* START Data for the task *

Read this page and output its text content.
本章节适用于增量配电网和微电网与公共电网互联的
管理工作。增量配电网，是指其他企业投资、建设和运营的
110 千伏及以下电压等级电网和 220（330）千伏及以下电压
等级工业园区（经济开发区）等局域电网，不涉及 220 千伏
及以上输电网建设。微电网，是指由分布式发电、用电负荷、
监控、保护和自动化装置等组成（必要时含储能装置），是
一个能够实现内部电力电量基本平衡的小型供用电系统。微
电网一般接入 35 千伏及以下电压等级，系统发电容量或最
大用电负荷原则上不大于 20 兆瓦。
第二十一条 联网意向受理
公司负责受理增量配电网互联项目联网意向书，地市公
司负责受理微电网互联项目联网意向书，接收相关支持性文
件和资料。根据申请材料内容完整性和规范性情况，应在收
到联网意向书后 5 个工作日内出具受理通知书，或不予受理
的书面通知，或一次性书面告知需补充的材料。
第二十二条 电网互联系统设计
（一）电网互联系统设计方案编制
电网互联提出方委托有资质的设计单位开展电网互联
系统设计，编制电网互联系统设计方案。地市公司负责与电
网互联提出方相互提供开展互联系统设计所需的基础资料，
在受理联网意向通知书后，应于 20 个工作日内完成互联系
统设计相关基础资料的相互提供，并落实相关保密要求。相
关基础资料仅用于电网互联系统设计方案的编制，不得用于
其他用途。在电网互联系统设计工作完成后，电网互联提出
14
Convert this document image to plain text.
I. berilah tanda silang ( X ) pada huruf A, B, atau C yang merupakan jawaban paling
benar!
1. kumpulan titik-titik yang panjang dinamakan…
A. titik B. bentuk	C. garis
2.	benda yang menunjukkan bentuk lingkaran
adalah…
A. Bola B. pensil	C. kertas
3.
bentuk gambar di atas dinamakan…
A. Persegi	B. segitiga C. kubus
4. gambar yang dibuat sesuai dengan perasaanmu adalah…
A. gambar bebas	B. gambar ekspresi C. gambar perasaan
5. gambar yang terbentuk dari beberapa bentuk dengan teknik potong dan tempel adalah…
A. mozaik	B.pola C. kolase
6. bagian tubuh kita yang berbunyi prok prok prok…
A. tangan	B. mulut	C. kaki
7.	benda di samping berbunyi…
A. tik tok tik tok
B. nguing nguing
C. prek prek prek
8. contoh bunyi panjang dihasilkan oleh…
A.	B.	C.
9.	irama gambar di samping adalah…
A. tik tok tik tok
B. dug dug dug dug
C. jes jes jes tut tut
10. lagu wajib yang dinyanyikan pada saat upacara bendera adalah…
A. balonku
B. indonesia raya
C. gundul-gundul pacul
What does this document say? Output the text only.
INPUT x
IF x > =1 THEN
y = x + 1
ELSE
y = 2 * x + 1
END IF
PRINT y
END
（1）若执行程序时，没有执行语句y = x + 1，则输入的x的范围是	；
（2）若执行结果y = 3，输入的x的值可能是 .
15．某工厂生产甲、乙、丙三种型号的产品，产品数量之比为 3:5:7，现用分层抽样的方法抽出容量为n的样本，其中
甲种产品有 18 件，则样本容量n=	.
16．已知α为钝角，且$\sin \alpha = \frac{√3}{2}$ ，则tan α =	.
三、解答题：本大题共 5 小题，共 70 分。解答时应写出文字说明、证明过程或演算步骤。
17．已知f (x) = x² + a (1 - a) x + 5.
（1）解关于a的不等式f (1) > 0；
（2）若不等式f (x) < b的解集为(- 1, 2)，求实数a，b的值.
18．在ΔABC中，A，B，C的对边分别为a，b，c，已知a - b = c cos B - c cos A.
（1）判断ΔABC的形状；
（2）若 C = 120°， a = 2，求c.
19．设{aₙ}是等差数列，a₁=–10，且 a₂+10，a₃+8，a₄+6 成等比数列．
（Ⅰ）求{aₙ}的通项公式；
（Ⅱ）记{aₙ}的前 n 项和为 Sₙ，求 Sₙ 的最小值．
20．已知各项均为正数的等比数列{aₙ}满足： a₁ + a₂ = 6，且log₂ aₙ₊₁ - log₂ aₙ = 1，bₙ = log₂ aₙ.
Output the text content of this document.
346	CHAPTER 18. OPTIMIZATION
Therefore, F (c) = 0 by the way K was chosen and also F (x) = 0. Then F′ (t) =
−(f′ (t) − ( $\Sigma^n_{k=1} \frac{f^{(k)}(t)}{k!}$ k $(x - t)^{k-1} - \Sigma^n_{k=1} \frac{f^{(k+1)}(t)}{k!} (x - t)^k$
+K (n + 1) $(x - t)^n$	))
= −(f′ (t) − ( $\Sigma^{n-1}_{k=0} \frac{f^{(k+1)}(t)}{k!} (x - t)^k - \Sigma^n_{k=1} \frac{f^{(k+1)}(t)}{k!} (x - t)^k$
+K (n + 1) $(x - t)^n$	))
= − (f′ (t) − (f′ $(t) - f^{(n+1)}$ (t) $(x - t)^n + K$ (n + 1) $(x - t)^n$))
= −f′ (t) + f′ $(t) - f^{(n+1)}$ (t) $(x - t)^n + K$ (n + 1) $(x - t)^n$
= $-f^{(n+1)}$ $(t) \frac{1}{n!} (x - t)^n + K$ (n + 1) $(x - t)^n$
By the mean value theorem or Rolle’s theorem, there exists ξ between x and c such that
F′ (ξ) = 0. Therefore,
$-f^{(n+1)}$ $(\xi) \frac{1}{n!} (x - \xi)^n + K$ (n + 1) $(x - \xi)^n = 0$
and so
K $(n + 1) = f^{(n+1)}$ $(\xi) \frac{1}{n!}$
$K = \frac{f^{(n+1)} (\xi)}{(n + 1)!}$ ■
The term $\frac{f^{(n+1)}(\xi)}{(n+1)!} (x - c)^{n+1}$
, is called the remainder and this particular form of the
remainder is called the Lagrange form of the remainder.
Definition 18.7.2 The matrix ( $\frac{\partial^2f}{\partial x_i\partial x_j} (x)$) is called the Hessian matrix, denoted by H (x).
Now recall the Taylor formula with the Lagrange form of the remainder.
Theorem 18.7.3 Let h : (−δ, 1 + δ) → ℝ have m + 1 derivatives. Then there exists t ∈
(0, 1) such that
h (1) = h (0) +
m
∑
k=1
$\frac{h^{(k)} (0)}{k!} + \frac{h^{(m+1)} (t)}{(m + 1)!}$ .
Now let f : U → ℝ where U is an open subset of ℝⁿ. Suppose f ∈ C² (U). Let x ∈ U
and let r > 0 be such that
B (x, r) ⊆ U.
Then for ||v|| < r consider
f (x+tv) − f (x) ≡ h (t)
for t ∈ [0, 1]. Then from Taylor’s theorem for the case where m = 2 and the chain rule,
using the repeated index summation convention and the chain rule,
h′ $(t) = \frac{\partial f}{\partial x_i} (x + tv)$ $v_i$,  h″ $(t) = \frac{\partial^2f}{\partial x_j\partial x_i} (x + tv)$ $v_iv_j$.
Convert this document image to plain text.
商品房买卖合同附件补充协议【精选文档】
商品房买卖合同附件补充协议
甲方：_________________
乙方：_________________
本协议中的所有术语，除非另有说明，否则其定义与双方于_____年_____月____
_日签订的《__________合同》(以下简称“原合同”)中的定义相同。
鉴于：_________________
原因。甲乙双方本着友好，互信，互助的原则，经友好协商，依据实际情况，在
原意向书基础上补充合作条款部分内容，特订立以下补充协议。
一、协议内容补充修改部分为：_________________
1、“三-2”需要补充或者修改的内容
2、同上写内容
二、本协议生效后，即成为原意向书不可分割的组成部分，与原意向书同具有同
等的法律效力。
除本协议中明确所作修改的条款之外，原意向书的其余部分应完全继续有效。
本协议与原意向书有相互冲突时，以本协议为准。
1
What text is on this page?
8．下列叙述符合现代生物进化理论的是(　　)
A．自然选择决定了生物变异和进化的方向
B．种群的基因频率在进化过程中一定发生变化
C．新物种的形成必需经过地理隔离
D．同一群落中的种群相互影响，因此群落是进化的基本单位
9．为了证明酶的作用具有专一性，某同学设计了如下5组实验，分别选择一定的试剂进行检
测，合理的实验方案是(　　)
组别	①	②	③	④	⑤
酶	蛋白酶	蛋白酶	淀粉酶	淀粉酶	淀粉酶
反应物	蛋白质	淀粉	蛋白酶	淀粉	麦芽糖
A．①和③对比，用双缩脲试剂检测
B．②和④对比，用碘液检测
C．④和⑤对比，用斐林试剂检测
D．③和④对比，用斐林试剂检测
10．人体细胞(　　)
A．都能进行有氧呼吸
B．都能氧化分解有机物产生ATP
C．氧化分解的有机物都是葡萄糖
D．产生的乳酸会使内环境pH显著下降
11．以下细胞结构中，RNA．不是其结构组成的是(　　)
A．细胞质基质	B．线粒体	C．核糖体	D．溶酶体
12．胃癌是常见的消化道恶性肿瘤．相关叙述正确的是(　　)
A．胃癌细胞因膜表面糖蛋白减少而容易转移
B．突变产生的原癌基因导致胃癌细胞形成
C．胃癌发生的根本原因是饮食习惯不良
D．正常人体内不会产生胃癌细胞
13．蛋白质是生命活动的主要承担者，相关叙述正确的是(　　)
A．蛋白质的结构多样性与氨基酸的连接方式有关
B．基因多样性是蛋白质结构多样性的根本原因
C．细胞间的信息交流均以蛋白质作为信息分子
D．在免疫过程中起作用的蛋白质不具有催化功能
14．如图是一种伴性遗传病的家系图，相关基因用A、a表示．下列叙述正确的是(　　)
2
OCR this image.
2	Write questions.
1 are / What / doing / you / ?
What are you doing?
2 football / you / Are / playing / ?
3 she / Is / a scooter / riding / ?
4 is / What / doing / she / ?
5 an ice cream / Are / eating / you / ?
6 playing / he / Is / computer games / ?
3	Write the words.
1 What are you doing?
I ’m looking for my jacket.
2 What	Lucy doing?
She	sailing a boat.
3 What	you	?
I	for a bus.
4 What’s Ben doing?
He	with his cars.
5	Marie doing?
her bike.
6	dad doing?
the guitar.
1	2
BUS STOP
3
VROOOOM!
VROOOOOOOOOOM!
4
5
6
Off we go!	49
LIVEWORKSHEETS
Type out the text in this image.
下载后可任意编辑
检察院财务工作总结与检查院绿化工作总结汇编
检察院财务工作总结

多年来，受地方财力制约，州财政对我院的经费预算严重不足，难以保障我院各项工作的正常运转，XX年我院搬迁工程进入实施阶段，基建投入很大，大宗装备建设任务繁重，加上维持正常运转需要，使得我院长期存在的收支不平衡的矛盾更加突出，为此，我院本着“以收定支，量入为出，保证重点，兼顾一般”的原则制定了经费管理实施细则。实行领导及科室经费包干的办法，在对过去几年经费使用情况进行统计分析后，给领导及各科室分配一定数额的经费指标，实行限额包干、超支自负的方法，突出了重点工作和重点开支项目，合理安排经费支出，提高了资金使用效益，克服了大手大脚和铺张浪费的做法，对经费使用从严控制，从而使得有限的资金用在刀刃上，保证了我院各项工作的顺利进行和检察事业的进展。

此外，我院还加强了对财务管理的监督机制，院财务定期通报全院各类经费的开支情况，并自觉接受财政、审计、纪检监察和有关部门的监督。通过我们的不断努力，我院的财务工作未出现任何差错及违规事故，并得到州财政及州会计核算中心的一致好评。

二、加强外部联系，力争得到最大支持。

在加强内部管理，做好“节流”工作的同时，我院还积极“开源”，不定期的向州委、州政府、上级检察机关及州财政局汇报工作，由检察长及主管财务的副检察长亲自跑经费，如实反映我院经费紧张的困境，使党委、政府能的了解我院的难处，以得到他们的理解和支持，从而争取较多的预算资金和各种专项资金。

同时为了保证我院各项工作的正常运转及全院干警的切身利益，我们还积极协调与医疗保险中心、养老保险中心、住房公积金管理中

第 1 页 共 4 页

* END Data for the task *

> [Problem requirements]:
Select from the material above each line in which the string "text" appears, and list those lines.

> [Answer for this exercise]:
Read this page and output its text content.
Convert this document image to plain text.
What does this document say? Output the text only.
Output the text content of this document.
Convert this document image to plain text.
What text is on this page?
Type out the text in this image.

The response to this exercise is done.